> [Short exercise] Omit every picture while repeating the entries exactly.

(Stored data)
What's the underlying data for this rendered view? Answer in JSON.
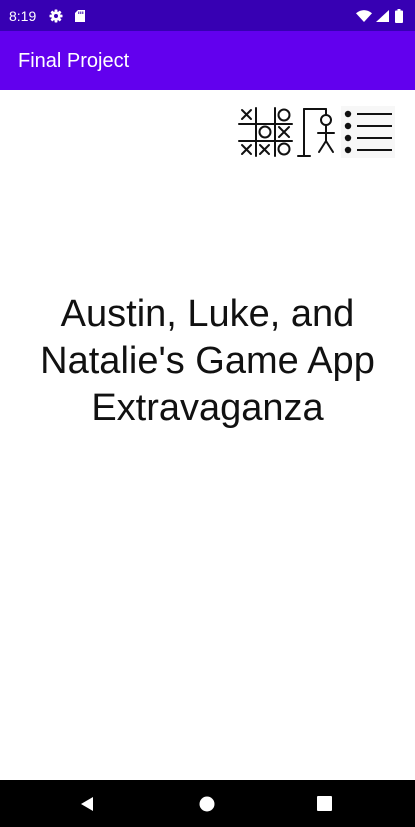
{
  "status_bar": {
    "time": "8:19",
    "icons": [
      "settings-icon",
      "sd-card-icon",
      "wifi-icon",
      "signal-icon",
      "battery-icon"
    ]
  },
  "app_bar": {
    "title": "Final Project",
    "color": "#6200ee",
    "status_color": "#3700b3"
  },
  "game_icons": [
    "tic-tac-toe-icon",
    "hangman-icon",
    "list-icon"
  ],
  "main": {
    "title_lines": [
      "Austin, Luke, and",
      "Natalie's Game App",
      "Extravaganza"
    ]
  },
  "nav_bar": {
    "icons": [
      "back-icon",
      "home-icon",
      "recents-icon"
    ]
  }
}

> [Complete answer]
What's the underlying data for this rendered view? Answer in JSON.
{
  "status_bar": {
    "time": "8:19",
    "icons": [
      "settings-icon",
      "sd-card-icon",
      "wifi-icon",
      "signal-icon",
      "battery-icon"
    ]
  },
  "app_bar": {
    "title": "Final Project",
    "color": "#6200ee",
    "status_color": "#3700b3"
  },
  "game_icons": [
    "tic-tac-toe-icon",
    "hangman-icon",
    "list-icon"
  ],
  "main": {
    "title_lines": [
      "Austin, Luke, and",
      "Natalie's Game App",
      "Extravaganza"
    ]
  },
  "nav_bar": {
    "icons": [
      "back-icon",
      "home-icon",
      "recents-icon"
    ]
  }
}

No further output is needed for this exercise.